Element and region data:
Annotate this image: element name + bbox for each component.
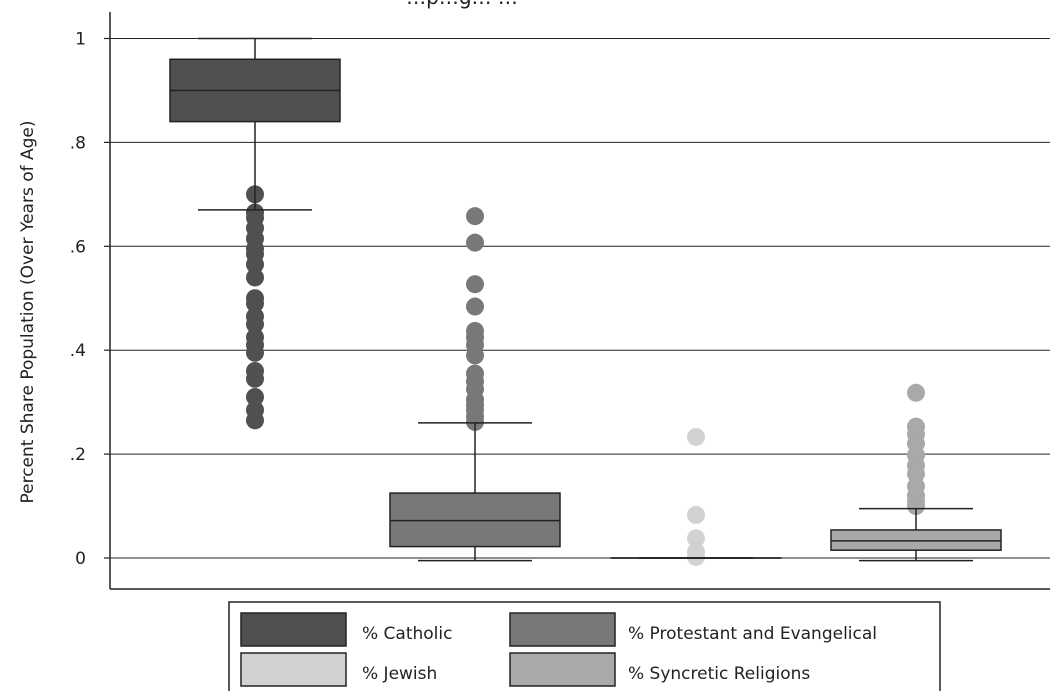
box-series <box>170 39 340 430</box>
legend: % Catholic % Protestant and Evangelical % … <box>229 602 940 691</box>
chart-title-group: …p…g… … <box>406 0 518 9</box>
series-group <box>170 39 1001 566</box>
outlier-point <box>466 234 484 252</box>
y-tick-label: .4 <box>70 341 86 361</box>
outlier-point <box>246 268 264 286</box>
outlier-point <box>466 275 484 293</box>
y-axis-title: Percent Share Population (Over Years of … <box>18 120 38 503</box>
outlier-point <box>246 370 264 388</box>
iqr-box <box>831 530 1001 550</box>
legend-label: % Syncretic Religions <box>628 664 810 684</box>
outlier-point <box>907 384 925 402</box>
y-tick-label: 1 <box>75 30 86 50</box>
box-series <box>611 428 781 566</box>
box-series <box>831 384 1001 561</box>
legend-swatch <box>241 613 346 646</box>
outlier-point <box>687 428 705 446</box>
outlier-point <box>687 548 705 566</box>
legend-swatch <box>241 653 346 686</box>
outlier-point <box>466 207 484 225</box>
outlier-point <box>246 411 264 429</box>
chart-title: …p…g… … <box>406 0 518 9</box>
legend-label: % Jewish <box>362 664 437 684</box>
iqr-box <box>390 493 560 547</box>
y-tick-label: 0 <box>75 549 86 569</box>
legend-swatch <box>510 653 615 686</box>
outlier-point <box>466 298 484 316</box>
y-tick-label: .8 <box>70 133 86 153</box>
outlier-point <box>687 506 705 524</box>
legend-label: % Catholic <box>362 624 452 644</box>
y-tick-label: .2 <box>70 445 86 465</box>
box-series <box>390 207 560 560</box>
outlier-point <box>246 344 264 362</box>
outlier-point <box>466 346 484 364</box>
y-tick-label: .6 <box>70 237 86 257</box>
legend-swatch <box>510 613 615 646</box>
legend-label: % Protestant and Evangelical <box>628 624 877 644</box>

* [WHAT IS NEEDED]: Reproduce verbatim the entries beginning with the line that contains "box-series <box>170 39 340 430</box>" and ending with the line that contains "legend-swatch <box>241 613 346 646</box>", including both of those lines.

* [WRITTEN SOLUTION]:
box-series <box>170 39 340 430</box>
legend: % Catholic % Protestant and Evangelical % … <box>229 602 940 691</box>
chart-title-group: …p…g… … <box>406 0 518 9</box>
series-group <box>170 39 1001 566</box>
outlier-point <box>466 234 484 252</box>
y-tick-label: .4 <box>70 341 86 361</box>
outlier-point <box>246 268 264 286</box>
outlier-point <box>466 275 484 293</box>
y-axis-title: Percent Share Population (Over Years of … <box>18 120 38 503</box>
outlier-point <box>246 370 264 388</box>
iqr-box <box>831 530 1001 550</box>
legend-label: % Syncretic Religions <box>628 664 810 684</box>
outlier-point <box>907 384 925 402</box>
y-tick-label: 1 <box>75 30 86 50</box>
box-series <box>611 428 781 566</box>
box-series <box>831 384 1001 561</box>
legend-swatch <box>241 613 346 646</box>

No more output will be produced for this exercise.